**Short problem:** Below is a set of records. Repeat all of them exactly.

**Information shown:**
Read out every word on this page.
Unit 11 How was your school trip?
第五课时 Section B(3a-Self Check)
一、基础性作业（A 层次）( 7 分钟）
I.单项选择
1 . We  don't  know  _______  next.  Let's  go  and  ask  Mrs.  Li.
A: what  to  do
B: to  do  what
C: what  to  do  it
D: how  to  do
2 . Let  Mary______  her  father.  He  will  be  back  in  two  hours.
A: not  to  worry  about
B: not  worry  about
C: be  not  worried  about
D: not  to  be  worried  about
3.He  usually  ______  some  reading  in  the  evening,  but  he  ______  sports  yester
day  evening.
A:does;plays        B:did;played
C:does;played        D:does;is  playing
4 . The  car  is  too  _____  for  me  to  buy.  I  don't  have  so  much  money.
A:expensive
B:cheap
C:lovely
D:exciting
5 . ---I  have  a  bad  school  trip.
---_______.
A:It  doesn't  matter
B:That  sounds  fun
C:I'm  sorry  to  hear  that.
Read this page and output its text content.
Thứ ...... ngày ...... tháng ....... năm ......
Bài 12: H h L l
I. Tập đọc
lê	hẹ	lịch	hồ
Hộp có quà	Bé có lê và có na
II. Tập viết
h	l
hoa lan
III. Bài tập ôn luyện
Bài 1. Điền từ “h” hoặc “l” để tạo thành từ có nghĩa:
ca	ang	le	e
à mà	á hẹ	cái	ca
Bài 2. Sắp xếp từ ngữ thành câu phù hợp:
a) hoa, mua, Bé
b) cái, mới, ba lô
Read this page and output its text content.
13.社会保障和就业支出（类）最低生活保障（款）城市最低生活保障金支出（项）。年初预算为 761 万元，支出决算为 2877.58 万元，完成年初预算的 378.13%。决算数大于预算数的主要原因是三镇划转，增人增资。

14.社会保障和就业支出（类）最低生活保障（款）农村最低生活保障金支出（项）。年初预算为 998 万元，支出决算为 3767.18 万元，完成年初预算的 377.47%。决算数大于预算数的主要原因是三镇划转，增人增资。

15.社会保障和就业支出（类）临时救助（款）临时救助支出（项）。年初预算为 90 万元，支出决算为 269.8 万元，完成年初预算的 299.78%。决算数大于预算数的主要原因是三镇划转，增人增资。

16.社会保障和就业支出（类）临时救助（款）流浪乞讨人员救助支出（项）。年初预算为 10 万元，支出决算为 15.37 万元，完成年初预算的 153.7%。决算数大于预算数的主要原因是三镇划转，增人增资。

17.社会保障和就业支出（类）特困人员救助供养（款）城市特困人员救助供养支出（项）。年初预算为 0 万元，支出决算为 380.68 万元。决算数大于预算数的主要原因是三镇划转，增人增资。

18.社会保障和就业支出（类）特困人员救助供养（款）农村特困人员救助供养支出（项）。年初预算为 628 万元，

**Finished task:**
Read out every word on this page.
Unit 11 How was your school trip?
第五课时 Section B(3a-Self Check)
一、基础性作业（A 层次）( 7 分钟）
I.单项选择
1 . We  don't  know  _______  next.  Let's  go  and  ask  Mrs.  Li.
A: what  to  do
B: to  do  what
C: what  to  do  it
D: how  to  do
2 . Let  Mary______  her  father.  He  will  be  back  in  two  hours.
A: not  to  worry  about
B: not  worry  about
C: be  not  worried  about
D: not  to  be  worried  about
3.He  usually  ______  some  reading  in  the  evening,  but  he  ______  sports  yester
day  evening.
A:does;plays        B:did;played
C:does;played        D:does;is  playing
4 . The  car  is  too  _____  for  me  to  buy.  I  don't  have  so  much  money.
A:expensive
B:cheap
C:lovely
D:exciting
5 . ---I  have  a  bad  school  trip.
---_______.
A:It  doesn't  matter
B:That  sounds  fun
C:I'm  sorry  to  hear  that.
Read this page and output its text content.
Thứ ...... ngày ...... tháng ....... năm ......
Bài 12: H h L l
I. Tập đọc
lê	hẹ	lịch	hồ
Hộp có quà	Bé có lê và có na
II. Tập viết
h	l
hoa lan
III. Bài tập ôn luyện
Bài 1. Điền từ “h” hoặc “l” để tạo thành từ có nghĩa:
ca	ang	le	e
à mà	á hẹ	cái	ca
Bài 2. Sắp xếp từ ngữ thành câu phù hợp:
a) hoa, mua, Bé
b) cái, mới, ba lô
Read this page and output its text content.
13.社会保障和就业支出（类）最低生活保障（款）城市最低生活保障金支出（项）。年初预算为 761 万元，支出决算为 2877.58 万元，完成年初预算的 378.13%。决算数大于预算数的主要原因是三镇划转，增人增资。

14.社会保障和就业支出（类）最低生活保障（款）农村最低生活保障金支出（项）。年初预算为 998 万元，支出决算为 3767.18 万元，完成年初预算的 377.47%。决算数大于预算数的主要原因是三镇划转，增人增资。

15.社会保障和就业支出（类）临时救助（款）临时救助支出（项）。年初预算为 90 万元，支出决算为 269.8 万元，完成年初预算的 299.78%。决算数大于预算数的主要原因是三镇划转，增人增资。

16.社会保障和就业支出（类）临时救助（款）流浪乞讨人员救助支出（项）。年初预算为 10 万元，支出决算为 15.37 万元，完成年初预算的 153.7%。决算数大于预算数的主要原因是三镇划转，增人增资。

17.社会保障和就业支出（类）特困人员救助供养（款）城市特困人员救助供养支出（项）。年初预算为 0 万元，支出决算为 380.68 万元。决算数大于预算数的主要原因是三镇划转，增人增资。

18.社会保障和就业支出（类）特困人员救助供养（款）农村特困人员救助供养支出（项）。年初预算为 628 万元，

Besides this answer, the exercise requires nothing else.